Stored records
* start *
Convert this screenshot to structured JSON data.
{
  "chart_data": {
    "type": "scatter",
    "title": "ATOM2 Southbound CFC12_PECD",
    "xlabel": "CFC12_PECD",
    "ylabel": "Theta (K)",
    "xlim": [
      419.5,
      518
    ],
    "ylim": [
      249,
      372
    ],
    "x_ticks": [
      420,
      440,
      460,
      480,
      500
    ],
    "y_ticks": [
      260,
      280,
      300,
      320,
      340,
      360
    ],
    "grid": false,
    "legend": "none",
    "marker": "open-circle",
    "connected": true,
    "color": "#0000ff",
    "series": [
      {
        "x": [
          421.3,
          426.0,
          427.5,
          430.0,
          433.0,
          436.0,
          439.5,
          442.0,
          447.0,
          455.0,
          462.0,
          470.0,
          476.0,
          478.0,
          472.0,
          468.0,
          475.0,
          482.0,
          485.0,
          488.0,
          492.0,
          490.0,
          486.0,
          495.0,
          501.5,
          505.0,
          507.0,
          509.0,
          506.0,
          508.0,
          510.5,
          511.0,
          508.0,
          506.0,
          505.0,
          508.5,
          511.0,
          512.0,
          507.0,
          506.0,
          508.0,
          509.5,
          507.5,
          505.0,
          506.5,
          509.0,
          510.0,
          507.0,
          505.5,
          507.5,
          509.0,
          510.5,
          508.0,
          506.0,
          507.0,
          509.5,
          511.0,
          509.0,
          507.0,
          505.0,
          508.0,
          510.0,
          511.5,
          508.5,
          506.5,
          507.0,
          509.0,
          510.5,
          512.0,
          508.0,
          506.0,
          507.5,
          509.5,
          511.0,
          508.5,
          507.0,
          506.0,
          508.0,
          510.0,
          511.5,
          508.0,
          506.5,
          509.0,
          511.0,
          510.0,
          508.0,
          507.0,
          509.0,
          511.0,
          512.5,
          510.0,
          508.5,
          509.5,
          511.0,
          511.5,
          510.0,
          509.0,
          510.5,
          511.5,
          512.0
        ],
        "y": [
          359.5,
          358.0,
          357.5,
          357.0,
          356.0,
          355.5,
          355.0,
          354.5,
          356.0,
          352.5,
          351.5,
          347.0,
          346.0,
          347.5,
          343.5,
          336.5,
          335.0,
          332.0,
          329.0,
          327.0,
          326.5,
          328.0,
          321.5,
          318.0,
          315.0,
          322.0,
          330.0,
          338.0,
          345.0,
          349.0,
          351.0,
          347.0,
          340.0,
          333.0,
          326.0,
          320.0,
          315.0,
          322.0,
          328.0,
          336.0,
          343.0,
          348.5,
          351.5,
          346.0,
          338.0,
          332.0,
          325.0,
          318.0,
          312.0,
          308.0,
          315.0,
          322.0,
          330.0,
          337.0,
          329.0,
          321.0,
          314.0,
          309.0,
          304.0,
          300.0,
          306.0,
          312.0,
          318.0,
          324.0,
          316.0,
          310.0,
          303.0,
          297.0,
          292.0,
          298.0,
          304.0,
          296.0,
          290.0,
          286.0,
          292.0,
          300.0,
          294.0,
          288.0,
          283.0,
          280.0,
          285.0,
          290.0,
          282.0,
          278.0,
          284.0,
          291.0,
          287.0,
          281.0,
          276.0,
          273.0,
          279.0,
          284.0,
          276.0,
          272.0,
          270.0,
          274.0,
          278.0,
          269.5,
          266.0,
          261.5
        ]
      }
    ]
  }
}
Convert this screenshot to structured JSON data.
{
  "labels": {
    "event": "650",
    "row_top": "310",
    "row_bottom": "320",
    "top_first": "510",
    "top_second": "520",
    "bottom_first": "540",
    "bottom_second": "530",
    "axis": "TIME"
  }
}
* end *
■ Written task
Extract each line from the listing above, please, and repeat it exactly.

■ Result below
Convert this screenshot to structured JSON data.
{
  "chart_data": {
    "type": "scatter",
    "title": "ATOM2 Southbound CFC12_PECD",
    "xlabel": "CFC12_PECD",
    "ylabel": "Theta (K)",
    "xlim": [
      419.5,
      518
    ],
    "ylim": [
      249,
      372
    ],
    "x_ticks": [
      420,
      440,
      460,
      480,
      500
    ],
    "y_ticks": [
      260,
      280,
      300,
      320,
      340,
      360
    ],
    "grid": false,
    "legend": "none",
    "marker": "open-circle",
    "connected": true,
    "color": "#0000ff",
    "series": [
      {
        "x": [
          421.3,
          426.0,
          427.5,
          430.0,
          433.0,
          436.0,
          439.5,
          442.0,
          447.0,
          455.0,
          462.0,
          470.0,
          476.0,
          478.0,
          472.0,
          468.0,
          475.0,
          482.0,
          485.0,
          488.0,
          492.0,
          490.0,
          486.0,
          495.0,
          501.5,
          505.0,
          507.0,
          509.0,
          506.0,
          508.0,
          510.5,
          511.0,
          508.0,
          506.0,
          505.0,
          508.5,
          511.0,
          512.0,
          507.0,
          506.0,
          508.0,
          509.5,
          507.5,
          505.0,
          506.5,
          509.0,
          510.0,
          507.0,
          505.5,
          507.5,
          509.0,
          510.5,
          508.0,
          506.0,
          507.0,
          509.5,
          511.0,
          509.0,
          507.0,
          505.0,
          508.0,
          510.0,
          511.5,
          508.5,
          506.5,
          507.0,
          509.0,
          510.5,
          512.0,
          508.0,
          506.0,
          507.5,
          509.5,
          511.0,
          508.5,
          507.0,
          506.0,
          508.0,
          510.0,
          511.5,
          508.0,
          506.5,
          509.0,
          511.0,
          510.0,
          508.0,
          507.0,
          509.0,
          511.0,
          512.5,
          510.0,
          508.5,
          509.5,
          511.0,
          511.5,
          510.0,
          509.0,
          510.5,
          511.5,
          512.0
        ],
        "y": [
          359.5,
          358.0,
          357.5,
          357.0,
          356.0,
          355.5,
          355.0,
          354.5,
          356.0,
          352.5,
          351.5,
          347.0,
          346.0,
          347.5,
          343.5,
          336.5,
          335.0,
          332.0,
          329.0,
          327.0,
          326.5,
          328.0,
          321.5,
          318.0,
          315.0,
          322.0,
          330.0,
          338.0,
          345.0,
          349.0,
          351.0,
          347.0,
          340.0,
          333.0,
          326.0,
          320.0,
          315.0,
          322.0,
          328.0,
          336.0,
          343.0,
          348.5,
          351.5,
          346.0,
          338.0,
          332.0,
          325.0,
          318.0,
          312.0,
          308.0,
          315.0,
          322.0,
          330.0,
          337.0,
          329.0,
          321.0,
          314.0,
          309.0,
          304.0,
          300.0,
          306.0,
          312.0,
          318.0,
          324.0,
          316.0,
          310.0,
          303.0,
          297.0,
          292.0,
          298.0,
          304.0,
          296.0,
          290.0,
          286.0,
          292.0,
          300.0,
          294.0,
          288.0,
          283.0,
          280.0,
          285.0,
          290.0,
          282.0,
          278.0,
          284.0,
          291.0,
          287.0,
          281.0,
          276.0,
          273.0,
          279.0,
          284.0,
          276.0,
          272.0,
          270.0,
          274.0,
          278.0,
          269.5,
          266.0,
          261.5
        ]
      }
    ]
  }
}
Convert this screenshot to structured JSON data.
{
  "labels": {
    "event": "650",
    "row_top": "310",
    "row_bottom": "320",
    "top_first": "510",
    "top_second": "520",
    "bottom_first": "540",
    "bottom_second": "530",
    "axis": "TIME"
  }
}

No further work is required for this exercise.